# INSTRUCTIONS FOR THE TASK:
Would you pull out every line of the material that contains the string "JSON"?

Data excerpts:
------------------------------------------------------------

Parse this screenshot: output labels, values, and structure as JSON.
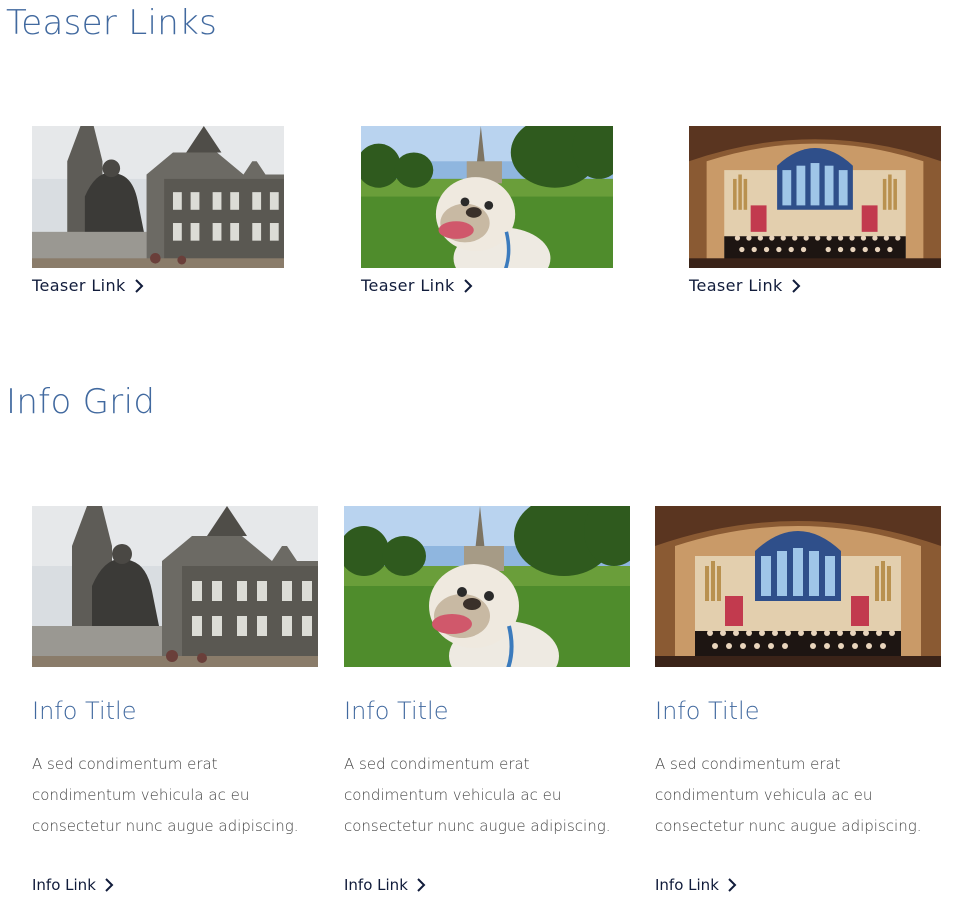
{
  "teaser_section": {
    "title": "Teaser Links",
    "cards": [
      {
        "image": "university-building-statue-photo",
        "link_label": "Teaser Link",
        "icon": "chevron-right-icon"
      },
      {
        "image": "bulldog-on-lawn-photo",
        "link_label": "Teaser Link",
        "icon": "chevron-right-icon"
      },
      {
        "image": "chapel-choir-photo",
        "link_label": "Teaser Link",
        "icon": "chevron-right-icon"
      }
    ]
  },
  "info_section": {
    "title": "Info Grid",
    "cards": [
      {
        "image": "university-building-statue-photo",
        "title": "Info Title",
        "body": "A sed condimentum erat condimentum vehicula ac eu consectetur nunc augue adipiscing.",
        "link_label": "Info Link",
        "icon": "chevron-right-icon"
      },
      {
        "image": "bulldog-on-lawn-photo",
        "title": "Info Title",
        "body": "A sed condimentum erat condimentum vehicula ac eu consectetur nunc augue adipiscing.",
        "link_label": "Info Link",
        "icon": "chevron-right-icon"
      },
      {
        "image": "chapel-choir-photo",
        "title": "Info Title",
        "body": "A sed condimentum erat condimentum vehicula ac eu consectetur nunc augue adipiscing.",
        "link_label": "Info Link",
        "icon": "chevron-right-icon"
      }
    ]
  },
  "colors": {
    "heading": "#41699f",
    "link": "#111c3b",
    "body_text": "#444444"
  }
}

------------------------------------------------------------

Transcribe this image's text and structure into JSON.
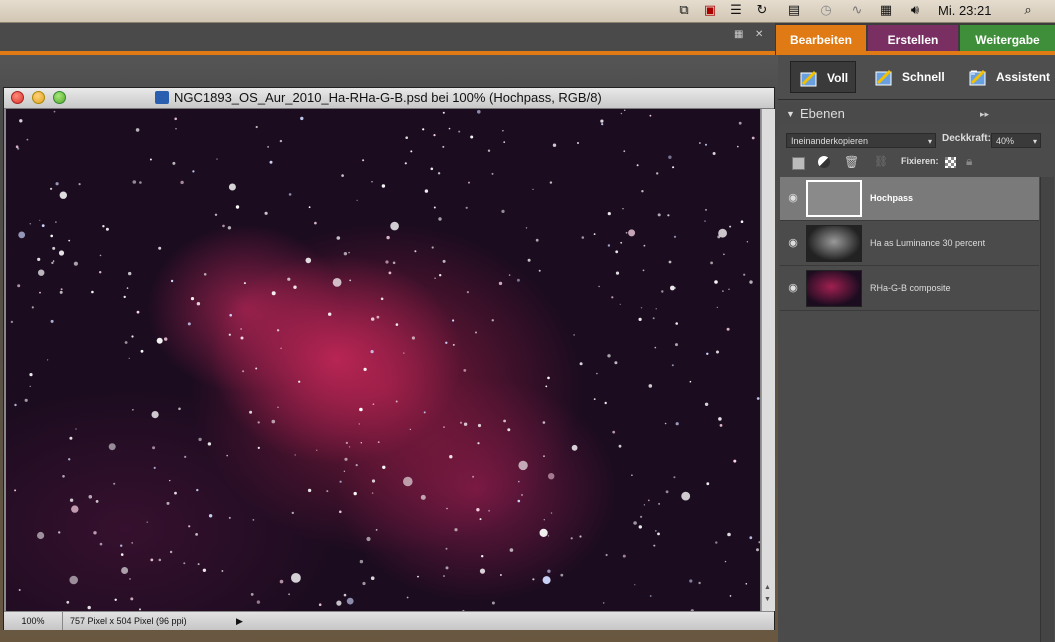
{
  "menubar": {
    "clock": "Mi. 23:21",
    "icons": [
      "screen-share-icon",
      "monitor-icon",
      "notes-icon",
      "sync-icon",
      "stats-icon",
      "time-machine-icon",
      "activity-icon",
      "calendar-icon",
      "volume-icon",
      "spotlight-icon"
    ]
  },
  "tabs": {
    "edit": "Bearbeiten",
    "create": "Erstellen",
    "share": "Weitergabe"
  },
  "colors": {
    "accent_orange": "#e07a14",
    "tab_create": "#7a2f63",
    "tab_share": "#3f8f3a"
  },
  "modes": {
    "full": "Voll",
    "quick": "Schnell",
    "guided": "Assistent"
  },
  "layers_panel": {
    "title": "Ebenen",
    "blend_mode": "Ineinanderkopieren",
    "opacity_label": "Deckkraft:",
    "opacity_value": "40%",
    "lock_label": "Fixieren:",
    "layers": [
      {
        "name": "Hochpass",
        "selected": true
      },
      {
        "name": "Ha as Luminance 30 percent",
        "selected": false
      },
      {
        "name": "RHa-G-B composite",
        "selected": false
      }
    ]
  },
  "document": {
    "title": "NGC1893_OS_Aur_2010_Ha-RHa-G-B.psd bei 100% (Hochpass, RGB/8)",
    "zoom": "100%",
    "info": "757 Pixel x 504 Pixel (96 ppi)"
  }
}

------------------------------------------------------------

# OUTPUT:
Parse this screenshot: output labels, values, and structure as JSON.
Transcribe this image's text and structure into JSON.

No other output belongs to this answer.